- What is expected: Select every line holding the word "page" and copy it.

(Data records)
________________
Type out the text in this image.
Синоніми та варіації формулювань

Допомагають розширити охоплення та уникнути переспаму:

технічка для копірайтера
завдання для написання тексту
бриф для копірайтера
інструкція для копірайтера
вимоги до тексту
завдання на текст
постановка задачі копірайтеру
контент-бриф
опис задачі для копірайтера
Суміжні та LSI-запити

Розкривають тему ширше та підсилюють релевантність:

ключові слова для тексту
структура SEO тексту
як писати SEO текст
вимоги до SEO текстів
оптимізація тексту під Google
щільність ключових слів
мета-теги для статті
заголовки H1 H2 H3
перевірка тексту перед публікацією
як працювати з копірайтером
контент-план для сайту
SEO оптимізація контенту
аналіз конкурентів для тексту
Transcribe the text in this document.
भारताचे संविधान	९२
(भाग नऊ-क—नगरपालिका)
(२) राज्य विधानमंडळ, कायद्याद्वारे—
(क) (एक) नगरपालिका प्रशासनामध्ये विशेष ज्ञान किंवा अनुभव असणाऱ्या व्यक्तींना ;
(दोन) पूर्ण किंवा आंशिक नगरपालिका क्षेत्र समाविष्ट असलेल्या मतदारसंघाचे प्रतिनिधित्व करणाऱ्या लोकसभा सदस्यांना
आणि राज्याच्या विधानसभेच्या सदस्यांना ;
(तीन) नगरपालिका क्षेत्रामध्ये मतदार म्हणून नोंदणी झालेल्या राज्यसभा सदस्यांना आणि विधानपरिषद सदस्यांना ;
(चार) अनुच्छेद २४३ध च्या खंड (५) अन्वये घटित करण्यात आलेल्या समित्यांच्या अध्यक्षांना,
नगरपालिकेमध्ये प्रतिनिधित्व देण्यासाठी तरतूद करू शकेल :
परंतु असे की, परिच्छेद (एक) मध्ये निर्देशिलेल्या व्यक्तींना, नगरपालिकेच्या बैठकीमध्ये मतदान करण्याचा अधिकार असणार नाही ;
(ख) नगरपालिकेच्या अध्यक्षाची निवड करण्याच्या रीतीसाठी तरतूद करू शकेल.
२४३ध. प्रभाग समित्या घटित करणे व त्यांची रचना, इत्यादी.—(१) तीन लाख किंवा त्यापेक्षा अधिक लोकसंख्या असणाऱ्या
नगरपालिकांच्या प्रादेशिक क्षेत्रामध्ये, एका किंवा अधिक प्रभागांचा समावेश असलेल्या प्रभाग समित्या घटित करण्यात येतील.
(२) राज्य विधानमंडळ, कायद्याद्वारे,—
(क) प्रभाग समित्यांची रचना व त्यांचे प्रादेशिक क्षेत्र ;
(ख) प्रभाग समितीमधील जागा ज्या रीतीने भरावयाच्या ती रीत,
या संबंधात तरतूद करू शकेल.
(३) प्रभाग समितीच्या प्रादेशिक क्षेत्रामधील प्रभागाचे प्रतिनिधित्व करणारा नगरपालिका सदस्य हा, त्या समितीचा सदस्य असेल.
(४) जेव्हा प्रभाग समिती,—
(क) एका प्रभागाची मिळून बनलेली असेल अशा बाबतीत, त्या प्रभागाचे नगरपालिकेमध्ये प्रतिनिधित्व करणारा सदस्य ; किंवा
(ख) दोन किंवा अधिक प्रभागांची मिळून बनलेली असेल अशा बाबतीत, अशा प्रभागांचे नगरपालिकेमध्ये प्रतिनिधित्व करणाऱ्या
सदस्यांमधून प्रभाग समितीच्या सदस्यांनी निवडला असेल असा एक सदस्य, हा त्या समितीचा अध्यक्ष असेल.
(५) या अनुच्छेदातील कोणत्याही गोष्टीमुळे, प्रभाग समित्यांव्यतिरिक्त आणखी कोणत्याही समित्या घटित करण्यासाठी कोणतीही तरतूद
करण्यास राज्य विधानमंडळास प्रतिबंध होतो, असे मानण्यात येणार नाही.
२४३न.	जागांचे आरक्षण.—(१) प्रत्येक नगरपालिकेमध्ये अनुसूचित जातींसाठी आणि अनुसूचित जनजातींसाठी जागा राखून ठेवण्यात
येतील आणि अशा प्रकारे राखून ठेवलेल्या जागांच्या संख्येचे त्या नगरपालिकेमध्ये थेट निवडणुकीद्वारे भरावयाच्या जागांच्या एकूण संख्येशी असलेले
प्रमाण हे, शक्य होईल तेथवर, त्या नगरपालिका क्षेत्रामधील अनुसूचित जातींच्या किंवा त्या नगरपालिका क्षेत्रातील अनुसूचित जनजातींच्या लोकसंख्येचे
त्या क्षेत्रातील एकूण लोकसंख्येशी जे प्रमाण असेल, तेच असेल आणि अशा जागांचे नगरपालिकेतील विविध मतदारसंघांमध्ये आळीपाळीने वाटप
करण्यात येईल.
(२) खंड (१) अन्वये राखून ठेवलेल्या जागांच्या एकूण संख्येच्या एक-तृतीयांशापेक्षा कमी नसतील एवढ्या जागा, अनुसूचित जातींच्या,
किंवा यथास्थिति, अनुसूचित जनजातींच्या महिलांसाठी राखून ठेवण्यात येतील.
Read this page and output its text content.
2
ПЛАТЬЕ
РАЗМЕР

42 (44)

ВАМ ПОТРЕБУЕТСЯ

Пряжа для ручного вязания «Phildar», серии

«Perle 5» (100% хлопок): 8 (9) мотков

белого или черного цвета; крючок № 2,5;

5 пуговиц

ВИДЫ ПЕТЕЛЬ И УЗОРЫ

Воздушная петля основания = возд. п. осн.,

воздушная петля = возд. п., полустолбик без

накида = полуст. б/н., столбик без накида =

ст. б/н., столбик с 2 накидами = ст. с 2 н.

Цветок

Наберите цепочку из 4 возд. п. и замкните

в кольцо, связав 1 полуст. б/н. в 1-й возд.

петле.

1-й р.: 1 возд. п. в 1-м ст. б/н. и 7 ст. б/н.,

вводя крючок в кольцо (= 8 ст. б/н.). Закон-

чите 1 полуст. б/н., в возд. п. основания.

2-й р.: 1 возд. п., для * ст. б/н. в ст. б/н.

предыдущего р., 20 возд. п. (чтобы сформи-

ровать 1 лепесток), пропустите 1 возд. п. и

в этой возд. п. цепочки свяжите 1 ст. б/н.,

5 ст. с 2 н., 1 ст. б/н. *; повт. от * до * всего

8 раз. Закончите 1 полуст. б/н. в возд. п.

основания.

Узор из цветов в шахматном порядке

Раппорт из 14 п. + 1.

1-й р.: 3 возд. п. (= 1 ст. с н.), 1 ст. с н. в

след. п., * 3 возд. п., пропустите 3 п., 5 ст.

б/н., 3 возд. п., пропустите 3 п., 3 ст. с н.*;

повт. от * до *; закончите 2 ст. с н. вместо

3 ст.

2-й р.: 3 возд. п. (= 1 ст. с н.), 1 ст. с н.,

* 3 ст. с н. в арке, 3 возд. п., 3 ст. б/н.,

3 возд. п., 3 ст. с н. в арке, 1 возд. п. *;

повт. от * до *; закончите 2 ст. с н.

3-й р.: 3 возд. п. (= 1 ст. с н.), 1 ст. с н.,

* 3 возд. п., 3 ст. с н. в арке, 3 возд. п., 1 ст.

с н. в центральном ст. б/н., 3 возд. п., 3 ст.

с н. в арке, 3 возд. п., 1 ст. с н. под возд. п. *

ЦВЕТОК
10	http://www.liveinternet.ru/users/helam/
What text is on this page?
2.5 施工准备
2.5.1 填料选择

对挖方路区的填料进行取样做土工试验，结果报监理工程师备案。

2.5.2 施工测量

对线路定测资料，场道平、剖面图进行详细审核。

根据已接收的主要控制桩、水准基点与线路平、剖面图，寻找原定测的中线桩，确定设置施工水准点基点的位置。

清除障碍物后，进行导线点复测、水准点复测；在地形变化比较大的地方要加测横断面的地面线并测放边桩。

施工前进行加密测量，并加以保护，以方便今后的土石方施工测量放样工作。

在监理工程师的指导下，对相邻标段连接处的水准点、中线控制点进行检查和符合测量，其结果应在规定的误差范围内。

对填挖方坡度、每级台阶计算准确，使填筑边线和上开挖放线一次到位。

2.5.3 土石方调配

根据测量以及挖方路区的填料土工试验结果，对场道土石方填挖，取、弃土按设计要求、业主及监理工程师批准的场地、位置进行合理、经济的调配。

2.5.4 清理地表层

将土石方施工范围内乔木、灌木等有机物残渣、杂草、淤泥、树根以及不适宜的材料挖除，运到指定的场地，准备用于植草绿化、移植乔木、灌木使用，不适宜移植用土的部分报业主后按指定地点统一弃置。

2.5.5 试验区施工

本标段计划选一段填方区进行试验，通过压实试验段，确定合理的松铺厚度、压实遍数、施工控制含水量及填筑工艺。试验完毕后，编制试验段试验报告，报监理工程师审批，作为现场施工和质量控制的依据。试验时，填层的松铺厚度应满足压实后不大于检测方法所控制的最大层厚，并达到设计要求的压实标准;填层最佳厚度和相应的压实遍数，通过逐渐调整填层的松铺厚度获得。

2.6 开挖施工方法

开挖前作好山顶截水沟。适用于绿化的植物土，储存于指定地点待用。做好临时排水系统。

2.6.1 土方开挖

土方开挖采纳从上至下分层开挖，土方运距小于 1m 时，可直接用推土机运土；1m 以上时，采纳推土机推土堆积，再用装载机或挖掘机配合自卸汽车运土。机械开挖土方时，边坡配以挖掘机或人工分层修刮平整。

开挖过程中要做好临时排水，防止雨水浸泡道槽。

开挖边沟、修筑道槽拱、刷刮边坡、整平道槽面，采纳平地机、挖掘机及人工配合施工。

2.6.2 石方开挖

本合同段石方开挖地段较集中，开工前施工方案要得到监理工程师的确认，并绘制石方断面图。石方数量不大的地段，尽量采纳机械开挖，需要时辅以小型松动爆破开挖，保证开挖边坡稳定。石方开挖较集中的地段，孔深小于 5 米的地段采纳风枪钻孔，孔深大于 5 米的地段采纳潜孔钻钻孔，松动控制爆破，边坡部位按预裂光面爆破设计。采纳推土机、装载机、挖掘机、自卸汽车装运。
________________
- Exercise result:
Read this page and output its text content.
What text is on this page?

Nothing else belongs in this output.